-- START --
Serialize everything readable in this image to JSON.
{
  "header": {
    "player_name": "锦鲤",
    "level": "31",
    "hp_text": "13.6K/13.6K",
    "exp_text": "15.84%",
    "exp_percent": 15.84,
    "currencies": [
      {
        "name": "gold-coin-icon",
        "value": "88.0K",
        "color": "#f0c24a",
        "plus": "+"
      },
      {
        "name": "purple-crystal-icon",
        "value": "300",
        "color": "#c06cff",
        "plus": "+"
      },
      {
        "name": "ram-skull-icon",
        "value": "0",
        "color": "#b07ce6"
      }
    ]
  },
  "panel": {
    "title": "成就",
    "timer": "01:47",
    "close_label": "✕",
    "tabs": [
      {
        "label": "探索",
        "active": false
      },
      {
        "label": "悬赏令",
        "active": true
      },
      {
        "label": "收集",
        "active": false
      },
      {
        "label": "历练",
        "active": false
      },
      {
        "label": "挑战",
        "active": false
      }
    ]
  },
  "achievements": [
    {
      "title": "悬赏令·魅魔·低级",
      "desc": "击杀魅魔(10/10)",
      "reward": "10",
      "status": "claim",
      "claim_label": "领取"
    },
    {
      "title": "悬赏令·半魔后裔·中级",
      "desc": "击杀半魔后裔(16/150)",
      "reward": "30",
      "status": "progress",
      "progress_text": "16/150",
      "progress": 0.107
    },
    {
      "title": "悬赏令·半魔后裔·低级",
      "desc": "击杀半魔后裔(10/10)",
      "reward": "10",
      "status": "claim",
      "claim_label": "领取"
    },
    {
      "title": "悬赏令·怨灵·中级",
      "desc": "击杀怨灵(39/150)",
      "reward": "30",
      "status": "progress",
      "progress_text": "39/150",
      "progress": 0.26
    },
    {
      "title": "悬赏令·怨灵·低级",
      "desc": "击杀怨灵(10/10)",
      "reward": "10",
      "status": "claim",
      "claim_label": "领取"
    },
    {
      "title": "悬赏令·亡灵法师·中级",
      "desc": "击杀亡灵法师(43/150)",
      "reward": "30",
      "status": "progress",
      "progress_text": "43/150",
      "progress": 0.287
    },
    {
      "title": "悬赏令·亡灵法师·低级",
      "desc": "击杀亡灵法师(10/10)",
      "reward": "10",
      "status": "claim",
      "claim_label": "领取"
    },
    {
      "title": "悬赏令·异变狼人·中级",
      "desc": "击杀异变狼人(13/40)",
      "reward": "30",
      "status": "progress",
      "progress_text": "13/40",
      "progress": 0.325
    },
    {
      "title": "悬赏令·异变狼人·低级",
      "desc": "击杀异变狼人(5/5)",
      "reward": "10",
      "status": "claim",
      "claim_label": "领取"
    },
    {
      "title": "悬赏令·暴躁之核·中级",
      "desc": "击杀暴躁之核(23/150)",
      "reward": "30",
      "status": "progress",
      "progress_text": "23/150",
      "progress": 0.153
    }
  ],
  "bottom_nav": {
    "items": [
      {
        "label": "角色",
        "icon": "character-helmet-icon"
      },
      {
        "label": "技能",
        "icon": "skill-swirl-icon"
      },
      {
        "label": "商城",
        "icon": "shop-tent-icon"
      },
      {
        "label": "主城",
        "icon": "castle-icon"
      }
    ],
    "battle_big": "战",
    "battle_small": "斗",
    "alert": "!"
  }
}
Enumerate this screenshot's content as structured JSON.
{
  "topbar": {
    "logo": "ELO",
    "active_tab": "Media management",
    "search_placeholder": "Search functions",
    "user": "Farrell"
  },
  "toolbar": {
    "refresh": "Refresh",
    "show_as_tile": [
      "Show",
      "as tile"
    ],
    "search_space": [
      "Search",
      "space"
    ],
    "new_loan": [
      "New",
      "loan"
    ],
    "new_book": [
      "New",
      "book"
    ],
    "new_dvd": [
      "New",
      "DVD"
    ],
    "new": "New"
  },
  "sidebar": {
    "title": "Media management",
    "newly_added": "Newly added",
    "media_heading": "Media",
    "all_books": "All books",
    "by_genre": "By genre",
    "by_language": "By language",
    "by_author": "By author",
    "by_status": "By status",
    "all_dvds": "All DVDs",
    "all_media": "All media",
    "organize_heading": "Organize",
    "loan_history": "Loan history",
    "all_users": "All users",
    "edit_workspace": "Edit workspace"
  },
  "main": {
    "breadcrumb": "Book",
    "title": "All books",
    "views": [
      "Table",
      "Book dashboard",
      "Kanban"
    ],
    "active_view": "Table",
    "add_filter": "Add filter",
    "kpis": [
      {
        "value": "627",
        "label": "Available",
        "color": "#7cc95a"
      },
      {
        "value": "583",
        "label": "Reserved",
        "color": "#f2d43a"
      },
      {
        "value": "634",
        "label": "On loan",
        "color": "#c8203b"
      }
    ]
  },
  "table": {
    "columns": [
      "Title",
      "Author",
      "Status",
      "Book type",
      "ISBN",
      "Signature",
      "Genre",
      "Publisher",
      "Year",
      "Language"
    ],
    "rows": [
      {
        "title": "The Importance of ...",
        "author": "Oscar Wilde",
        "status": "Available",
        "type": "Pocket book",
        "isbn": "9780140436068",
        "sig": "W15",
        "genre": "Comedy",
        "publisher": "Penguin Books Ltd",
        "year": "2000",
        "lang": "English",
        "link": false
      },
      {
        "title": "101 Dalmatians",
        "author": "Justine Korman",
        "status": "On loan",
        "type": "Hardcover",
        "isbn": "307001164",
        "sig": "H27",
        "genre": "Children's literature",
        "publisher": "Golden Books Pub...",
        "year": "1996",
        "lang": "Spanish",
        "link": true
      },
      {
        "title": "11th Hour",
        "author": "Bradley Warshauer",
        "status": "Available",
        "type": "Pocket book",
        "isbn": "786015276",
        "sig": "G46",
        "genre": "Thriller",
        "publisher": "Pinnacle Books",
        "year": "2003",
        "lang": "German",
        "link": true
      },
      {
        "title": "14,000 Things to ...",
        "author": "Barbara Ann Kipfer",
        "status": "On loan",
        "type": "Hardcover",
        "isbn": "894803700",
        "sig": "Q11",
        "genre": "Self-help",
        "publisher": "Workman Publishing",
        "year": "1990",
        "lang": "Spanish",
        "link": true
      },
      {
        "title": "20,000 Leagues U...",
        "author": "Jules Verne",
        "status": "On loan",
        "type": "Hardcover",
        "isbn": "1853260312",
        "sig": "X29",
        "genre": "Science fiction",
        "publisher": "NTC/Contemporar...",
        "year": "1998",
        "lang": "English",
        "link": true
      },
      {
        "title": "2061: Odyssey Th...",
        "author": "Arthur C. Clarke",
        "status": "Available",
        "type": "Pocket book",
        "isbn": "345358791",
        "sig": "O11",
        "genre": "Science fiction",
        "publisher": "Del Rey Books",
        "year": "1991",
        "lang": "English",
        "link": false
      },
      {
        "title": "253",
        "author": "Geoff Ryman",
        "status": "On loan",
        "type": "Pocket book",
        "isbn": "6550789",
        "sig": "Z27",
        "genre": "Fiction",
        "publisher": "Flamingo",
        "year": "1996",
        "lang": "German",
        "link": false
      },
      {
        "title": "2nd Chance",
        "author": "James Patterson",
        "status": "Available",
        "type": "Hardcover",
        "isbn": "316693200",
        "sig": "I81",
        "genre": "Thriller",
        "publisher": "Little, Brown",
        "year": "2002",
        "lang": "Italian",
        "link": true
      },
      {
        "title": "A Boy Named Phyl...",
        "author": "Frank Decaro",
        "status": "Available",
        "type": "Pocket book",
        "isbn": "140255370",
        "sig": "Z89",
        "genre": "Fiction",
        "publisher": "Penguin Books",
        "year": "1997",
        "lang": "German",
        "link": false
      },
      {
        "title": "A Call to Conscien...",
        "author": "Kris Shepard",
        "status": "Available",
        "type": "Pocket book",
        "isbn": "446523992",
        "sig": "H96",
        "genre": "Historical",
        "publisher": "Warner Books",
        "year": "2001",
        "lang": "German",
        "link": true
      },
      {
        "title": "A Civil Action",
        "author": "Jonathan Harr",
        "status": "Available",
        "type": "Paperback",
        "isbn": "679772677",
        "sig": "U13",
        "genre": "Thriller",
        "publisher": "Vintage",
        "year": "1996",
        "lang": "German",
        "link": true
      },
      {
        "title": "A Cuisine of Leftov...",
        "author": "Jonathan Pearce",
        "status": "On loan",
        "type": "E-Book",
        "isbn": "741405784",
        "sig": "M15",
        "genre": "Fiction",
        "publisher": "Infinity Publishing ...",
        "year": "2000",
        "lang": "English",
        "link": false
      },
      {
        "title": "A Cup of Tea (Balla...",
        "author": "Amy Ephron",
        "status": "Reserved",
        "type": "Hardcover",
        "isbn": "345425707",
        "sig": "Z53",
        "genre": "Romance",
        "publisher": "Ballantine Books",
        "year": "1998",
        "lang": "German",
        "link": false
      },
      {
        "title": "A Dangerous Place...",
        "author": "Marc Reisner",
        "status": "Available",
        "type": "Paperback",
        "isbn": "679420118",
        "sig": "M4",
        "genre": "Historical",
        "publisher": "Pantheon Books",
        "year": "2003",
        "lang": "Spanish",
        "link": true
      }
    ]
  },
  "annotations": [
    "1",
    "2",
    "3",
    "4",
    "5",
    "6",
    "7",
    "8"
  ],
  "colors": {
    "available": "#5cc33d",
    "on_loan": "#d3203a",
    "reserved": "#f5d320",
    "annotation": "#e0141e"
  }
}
-- END --
- [EXERCISE]:
All lines holding the word "Penguin" should be picked out and copied.

- [REPLY]:
        "publisher": "Penguin Books Ltd",
        "publisher": "Penguin Books",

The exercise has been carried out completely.